Write down every entry below once more, exactly.

• _Some records_
※

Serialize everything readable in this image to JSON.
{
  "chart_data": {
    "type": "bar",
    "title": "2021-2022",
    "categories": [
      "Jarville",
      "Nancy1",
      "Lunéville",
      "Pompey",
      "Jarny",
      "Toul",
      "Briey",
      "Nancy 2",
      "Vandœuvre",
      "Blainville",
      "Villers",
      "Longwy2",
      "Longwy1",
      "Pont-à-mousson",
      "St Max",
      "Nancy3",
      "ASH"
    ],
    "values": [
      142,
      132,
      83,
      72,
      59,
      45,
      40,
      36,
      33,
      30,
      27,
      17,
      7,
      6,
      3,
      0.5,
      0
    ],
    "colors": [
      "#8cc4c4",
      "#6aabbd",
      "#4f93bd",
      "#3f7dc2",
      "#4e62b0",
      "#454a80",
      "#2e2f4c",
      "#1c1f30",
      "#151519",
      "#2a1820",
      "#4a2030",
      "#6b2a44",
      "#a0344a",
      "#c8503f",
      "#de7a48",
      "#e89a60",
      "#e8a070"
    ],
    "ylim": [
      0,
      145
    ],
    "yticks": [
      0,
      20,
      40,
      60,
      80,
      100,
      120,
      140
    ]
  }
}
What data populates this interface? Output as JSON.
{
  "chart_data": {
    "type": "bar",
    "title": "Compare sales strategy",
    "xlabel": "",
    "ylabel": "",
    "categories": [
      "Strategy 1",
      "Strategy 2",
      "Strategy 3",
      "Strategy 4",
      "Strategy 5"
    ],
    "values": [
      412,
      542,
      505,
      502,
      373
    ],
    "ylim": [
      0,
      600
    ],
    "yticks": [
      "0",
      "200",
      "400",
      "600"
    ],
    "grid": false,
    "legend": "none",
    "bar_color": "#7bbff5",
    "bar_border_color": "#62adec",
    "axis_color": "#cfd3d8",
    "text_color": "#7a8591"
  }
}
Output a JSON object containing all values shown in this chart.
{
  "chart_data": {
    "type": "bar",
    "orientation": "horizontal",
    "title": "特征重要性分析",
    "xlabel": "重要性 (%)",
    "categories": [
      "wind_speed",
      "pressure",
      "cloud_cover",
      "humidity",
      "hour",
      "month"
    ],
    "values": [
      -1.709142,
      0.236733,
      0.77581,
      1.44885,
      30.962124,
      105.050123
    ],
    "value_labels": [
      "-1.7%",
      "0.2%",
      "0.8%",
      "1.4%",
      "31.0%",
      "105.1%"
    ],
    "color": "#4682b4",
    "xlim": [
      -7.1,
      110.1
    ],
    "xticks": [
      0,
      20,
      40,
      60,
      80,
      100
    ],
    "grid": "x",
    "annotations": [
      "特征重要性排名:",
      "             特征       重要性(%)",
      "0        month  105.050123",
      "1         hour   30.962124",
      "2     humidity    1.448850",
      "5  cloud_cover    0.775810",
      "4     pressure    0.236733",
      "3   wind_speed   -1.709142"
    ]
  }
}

※

• _Complete output_
Serialize everything readable in this image to JSON.
{
  "chart_data": {
    "type": "bar",
    "title": "2021-2022",
    "categories": [
      "Jarville",
      "Nancy1",
      "Lunéville",
      "Pompey",
      "Jarny",
      "Toul",
      "Briey",
      "Nancy 2",
      "Vandœuvre",
      "Blainville",
      "Villers",
      "Longwy2",
      "Longwy1",
      "Pont-à-mousson",
      "St Max",
      "Nancy3",
      "ASH"
    ],
    "values": [
      142,
      132,
      83,
      72,
      59,
      45,
      40,
      36,
      33,
      30,
      27,
      17,
      7,
      6,
      3,
      0.5,
      0
    ],
    "colors": [
      "#8cc4c4",
      "#6aabbd",
      "#4f93bd",
      "#3f7dc2",
      "#4e62b0",
      "#454a80",
      "#2e2f4c",
      "#1c1f30",
      "#151519",
      "#2a1820",
      "#4a2030",
      "#6b2a44",
      "#a0344a",
      "#c8503f",
      "#de7a48",
      "#e89a60",
      "#e8a070"
    ],
    "ylim": [
      0,
      145
    ],
    "yticks": [
      0,
      20,
      40,
      60,
      80,
      100,
      120,
      140
    ]
  }
}
What data populates this interface? Output as JSON.
{
  "chart_data": {
    "type": "bar",
    "title": "Compare sales strategy",
    "xlabel": "",
    "ylabel": "",
    "categories": [
      "Strategy 1",
      "Strategy 2",
      "Strategy 3",
      "Strategy 4",
      "Strategy 5"
    ],
    "values": [
      412,
      542,
      505,
      502,
      373
    ],
    "ylim": [
      0,
      600
    ],
    "yticks": [
      "0",
      "200",
      "400",
      "600"
    ],
    "grid": false,
    "legend": "none",
    "bar_color": "#7bbff5",
    "bar_border_color": "#62adec",
    "axis_color": "#cfd3d8",
    "text_color": "#7a8591"
  }
}
Output a JSON object containing all values shown in this chart.
{
  "chart_data": {
    "type": "bar",
    "orientation": "horizontal",
    "title": "特征重要性分析",
    "xlabel": "重要性 (%)",
    "categories": [
      "wind_speed",
      "pressure",
      "cloud_cover",
      "humidity",
      "hour",
      "month"
    ],
    "values": [
      -1.709142,
      0.236733,
      0.77581,
      1.44885,
      30.962124,
      105.050123
    ],
    "value_labels": [
      "-1.7%",
      "0.2%",
      "0.8%",
      "1.4%",
      "31.0%",
      "105.1%"
    ],
    "color": "#4682b4",
    "xlim": [
      -7.1,
      110.1
    ],
    "xticks": [
      0,
      20,
      40,
      60,
      80,
      100
    ],
    "grid": "x",
    "annotations": [
      "特征重要性排名:",
      "             特征       重要性(%)",
      "0        month  105.050123",
      "1         hour   30.962124",
      "2     humidity    1.448850",
      "5  cloud_cover    0.775810",
      "4     pressure    0.236733",
      "3   wind_speed   -1.709142"
    ]
  }
}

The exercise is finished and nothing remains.